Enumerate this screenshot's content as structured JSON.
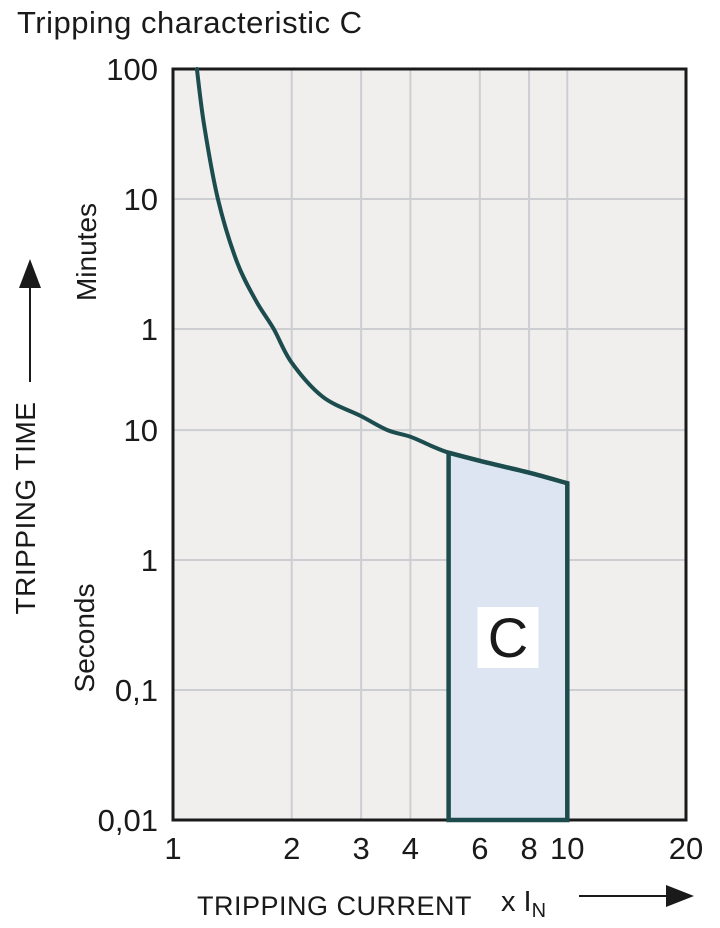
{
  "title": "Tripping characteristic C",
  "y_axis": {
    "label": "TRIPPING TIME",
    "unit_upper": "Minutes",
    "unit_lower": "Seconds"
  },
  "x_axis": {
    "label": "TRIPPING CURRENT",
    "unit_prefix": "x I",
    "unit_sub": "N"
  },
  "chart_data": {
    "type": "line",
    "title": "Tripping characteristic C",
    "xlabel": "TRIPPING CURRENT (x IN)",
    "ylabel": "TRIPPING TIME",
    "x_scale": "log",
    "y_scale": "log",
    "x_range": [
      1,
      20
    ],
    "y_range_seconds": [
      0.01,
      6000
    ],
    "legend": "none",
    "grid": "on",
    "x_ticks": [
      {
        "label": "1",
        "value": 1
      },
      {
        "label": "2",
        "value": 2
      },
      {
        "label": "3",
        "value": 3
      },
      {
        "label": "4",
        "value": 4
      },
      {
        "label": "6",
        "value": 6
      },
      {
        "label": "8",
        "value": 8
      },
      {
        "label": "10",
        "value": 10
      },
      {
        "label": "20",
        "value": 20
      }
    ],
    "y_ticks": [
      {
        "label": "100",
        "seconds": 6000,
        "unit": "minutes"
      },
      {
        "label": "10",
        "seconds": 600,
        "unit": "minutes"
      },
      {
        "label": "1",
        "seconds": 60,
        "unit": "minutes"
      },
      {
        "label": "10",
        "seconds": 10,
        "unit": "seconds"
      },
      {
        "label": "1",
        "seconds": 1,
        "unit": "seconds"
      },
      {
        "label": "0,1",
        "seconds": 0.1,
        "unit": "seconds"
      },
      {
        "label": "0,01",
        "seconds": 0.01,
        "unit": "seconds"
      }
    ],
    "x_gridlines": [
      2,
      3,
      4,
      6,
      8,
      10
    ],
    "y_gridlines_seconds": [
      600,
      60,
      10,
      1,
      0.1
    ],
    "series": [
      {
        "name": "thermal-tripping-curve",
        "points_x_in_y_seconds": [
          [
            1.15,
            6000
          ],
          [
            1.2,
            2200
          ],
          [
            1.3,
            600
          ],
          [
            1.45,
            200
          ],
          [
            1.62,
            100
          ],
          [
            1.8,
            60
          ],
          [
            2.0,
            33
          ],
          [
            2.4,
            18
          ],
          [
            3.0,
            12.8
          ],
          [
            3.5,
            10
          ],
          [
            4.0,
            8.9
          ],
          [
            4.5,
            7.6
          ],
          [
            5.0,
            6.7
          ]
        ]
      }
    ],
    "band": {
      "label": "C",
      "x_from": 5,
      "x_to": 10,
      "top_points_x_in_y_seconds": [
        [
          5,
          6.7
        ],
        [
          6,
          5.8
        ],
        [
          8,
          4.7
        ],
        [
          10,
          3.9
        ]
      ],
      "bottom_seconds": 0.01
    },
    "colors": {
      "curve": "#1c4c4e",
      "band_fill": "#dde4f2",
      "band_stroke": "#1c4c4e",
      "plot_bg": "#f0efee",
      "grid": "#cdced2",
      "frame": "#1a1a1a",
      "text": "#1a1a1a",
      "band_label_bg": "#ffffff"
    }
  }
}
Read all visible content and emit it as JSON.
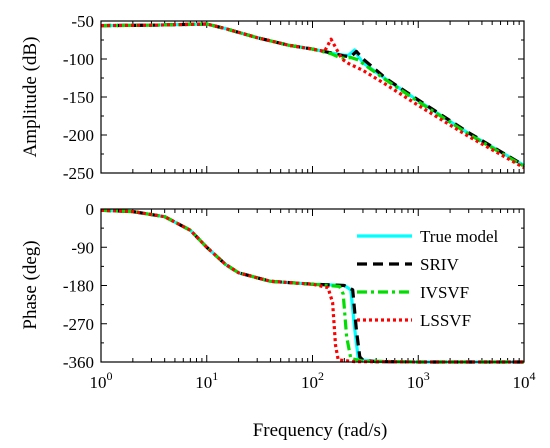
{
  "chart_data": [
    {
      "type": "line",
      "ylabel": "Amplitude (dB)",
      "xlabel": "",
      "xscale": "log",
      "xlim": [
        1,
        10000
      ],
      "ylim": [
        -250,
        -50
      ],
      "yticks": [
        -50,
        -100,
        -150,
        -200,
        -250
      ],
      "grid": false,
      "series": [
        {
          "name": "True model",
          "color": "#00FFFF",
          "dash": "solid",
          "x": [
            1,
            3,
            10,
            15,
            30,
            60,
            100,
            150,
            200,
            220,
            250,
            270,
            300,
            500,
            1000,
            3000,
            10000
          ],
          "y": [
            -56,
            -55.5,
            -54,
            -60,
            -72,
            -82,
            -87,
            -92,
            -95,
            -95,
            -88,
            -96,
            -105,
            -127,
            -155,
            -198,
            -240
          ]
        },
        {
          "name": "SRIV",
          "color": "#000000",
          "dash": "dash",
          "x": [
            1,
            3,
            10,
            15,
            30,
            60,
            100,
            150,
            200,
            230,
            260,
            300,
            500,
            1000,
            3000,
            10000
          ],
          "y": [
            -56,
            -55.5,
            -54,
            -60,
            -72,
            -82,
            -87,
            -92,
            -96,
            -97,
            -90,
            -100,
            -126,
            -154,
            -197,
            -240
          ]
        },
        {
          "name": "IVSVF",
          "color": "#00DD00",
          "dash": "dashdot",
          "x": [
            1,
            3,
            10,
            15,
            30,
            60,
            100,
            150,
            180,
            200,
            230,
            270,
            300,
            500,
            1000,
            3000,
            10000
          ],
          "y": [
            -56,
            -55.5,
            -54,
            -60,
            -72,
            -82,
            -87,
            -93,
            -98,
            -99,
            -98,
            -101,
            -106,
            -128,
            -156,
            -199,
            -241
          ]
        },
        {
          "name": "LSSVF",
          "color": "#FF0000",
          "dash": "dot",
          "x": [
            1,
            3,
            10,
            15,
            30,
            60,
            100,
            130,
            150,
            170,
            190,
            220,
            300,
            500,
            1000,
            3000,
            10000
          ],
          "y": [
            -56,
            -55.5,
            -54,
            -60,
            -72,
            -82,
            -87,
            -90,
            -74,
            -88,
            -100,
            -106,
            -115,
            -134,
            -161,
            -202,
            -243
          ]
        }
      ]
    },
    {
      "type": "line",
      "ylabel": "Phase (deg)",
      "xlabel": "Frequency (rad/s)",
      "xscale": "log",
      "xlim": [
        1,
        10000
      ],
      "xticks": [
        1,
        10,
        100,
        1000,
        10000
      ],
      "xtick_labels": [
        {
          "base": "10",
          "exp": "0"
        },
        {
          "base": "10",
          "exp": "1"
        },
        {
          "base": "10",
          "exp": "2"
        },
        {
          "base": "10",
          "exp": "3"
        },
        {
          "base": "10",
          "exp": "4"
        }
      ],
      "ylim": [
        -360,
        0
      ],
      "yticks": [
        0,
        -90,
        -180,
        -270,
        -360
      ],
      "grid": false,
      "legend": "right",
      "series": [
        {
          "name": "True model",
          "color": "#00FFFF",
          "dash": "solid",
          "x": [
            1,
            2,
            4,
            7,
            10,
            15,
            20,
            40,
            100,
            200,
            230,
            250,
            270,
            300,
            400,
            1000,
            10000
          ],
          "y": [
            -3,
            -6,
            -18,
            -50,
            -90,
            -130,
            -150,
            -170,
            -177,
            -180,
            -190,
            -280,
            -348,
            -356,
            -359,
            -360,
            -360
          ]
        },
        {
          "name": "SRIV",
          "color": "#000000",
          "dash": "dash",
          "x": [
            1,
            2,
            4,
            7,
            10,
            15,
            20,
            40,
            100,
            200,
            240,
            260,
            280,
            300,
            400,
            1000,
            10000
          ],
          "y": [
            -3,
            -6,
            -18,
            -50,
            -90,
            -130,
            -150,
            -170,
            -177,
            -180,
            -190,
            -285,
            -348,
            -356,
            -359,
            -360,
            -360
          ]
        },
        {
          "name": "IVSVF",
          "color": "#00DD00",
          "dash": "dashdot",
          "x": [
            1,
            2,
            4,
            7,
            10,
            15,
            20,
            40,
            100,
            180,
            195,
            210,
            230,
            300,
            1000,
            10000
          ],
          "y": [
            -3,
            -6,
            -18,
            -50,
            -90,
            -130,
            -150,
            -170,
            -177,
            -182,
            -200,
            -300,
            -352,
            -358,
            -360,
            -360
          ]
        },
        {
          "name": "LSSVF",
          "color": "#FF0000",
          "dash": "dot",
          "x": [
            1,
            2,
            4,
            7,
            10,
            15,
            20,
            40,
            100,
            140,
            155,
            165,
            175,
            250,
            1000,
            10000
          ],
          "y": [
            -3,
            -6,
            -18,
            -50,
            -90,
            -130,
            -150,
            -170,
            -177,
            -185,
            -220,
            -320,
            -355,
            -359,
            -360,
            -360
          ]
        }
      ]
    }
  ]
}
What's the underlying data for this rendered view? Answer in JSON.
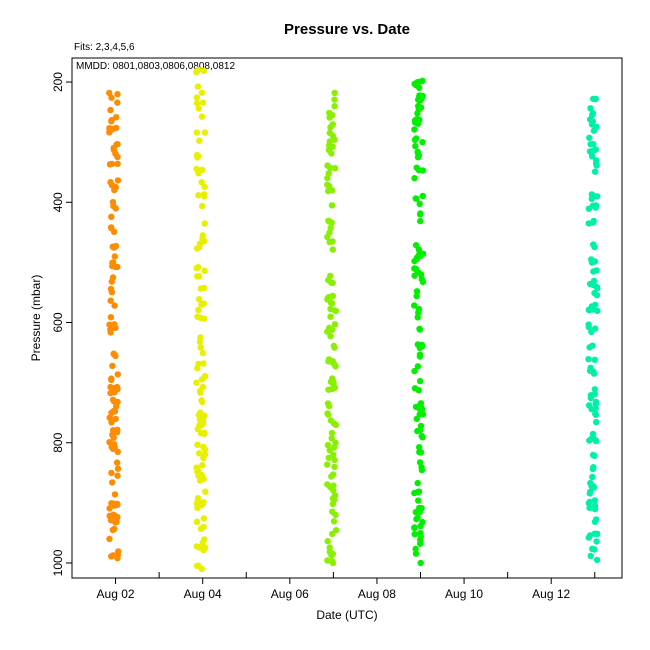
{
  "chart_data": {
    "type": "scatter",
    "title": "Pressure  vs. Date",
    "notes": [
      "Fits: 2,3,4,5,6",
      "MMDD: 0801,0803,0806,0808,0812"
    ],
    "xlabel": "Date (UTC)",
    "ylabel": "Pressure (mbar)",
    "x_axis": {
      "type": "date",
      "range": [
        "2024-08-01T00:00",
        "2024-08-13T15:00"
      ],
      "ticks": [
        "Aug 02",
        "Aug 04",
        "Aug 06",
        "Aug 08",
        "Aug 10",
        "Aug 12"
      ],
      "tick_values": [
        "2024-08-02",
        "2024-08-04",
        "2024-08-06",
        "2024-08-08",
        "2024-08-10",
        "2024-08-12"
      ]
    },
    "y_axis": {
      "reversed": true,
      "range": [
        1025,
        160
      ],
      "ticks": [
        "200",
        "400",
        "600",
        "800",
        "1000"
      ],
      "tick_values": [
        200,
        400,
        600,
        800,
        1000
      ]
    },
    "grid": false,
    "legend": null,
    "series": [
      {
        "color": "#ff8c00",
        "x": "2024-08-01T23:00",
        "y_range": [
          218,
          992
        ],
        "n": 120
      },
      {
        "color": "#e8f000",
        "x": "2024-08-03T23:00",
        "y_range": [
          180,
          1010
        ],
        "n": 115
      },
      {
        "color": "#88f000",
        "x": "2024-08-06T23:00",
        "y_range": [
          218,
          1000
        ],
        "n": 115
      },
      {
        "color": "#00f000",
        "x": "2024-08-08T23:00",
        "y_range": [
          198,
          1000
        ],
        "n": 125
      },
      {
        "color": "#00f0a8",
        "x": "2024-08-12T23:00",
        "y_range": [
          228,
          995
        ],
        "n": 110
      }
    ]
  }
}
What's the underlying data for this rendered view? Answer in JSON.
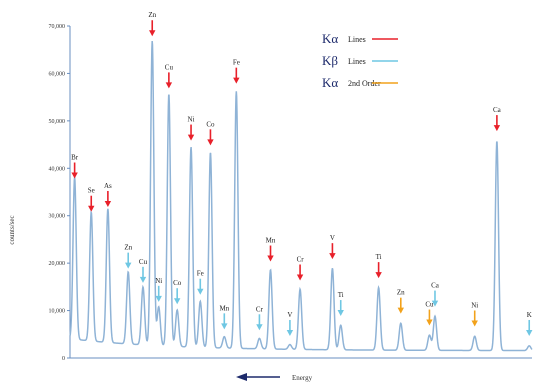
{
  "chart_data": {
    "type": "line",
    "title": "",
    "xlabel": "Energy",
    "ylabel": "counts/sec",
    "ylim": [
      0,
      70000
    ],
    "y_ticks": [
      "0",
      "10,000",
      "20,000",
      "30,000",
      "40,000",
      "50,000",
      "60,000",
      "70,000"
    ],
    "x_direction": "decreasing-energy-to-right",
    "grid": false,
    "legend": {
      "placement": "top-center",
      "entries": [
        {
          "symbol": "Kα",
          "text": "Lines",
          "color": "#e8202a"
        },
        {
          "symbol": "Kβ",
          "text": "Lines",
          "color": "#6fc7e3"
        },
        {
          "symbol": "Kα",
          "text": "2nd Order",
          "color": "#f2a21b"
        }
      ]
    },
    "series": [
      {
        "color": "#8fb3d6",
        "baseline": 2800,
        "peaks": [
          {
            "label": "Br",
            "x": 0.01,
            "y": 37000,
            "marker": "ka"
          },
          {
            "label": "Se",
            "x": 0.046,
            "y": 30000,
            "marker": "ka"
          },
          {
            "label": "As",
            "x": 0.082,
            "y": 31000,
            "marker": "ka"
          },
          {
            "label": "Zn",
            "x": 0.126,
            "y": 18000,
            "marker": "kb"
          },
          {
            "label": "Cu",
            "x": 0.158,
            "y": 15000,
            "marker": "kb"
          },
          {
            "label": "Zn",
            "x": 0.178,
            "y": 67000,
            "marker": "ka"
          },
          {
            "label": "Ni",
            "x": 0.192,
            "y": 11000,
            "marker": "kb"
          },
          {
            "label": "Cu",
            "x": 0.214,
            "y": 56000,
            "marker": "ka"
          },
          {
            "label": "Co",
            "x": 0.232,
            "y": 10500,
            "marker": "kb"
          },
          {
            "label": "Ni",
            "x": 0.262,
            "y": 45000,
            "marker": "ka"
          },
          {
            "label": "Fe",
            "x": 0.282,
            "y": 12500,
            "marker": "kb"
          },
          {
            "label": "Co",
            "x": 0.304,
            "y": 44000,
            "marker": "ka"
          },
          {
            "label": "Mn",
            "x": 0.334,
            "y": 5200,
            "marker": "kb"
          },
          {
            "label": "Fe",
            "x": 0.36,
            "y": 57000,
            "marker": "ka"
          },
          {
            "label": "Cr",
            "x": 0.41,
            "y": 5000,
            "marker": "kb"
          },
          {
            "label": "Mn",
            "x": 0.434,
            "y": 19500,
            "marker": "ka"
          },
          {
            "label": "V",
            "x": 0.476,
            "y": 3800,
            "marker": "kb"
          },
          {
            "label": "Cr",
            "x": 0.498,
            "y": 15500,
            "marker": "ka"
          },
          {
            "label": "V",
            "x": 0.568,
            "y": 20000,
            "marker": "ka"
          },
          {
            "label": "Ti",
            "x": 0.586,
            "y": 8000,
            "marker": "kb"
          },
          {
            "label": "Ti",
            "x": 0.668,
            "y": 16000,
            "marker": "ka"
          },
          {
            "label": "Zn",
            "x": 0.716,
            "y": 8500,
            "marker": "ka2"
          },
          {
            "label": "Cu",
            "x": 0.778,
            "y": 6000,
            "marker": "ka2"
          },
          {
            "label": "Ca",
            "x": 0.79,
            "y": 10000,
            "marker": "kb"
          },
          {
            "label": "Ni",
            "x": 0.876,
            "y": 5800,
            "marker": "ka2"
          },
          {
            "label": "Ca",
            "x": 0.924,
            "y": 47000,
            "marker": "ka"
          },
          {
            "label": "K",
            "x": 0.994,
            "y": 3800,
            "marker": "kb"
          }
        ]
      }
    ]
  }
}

(Challenge)
Only the number is wanted: how many lines above include the word "characteristic"?

(Reply)
2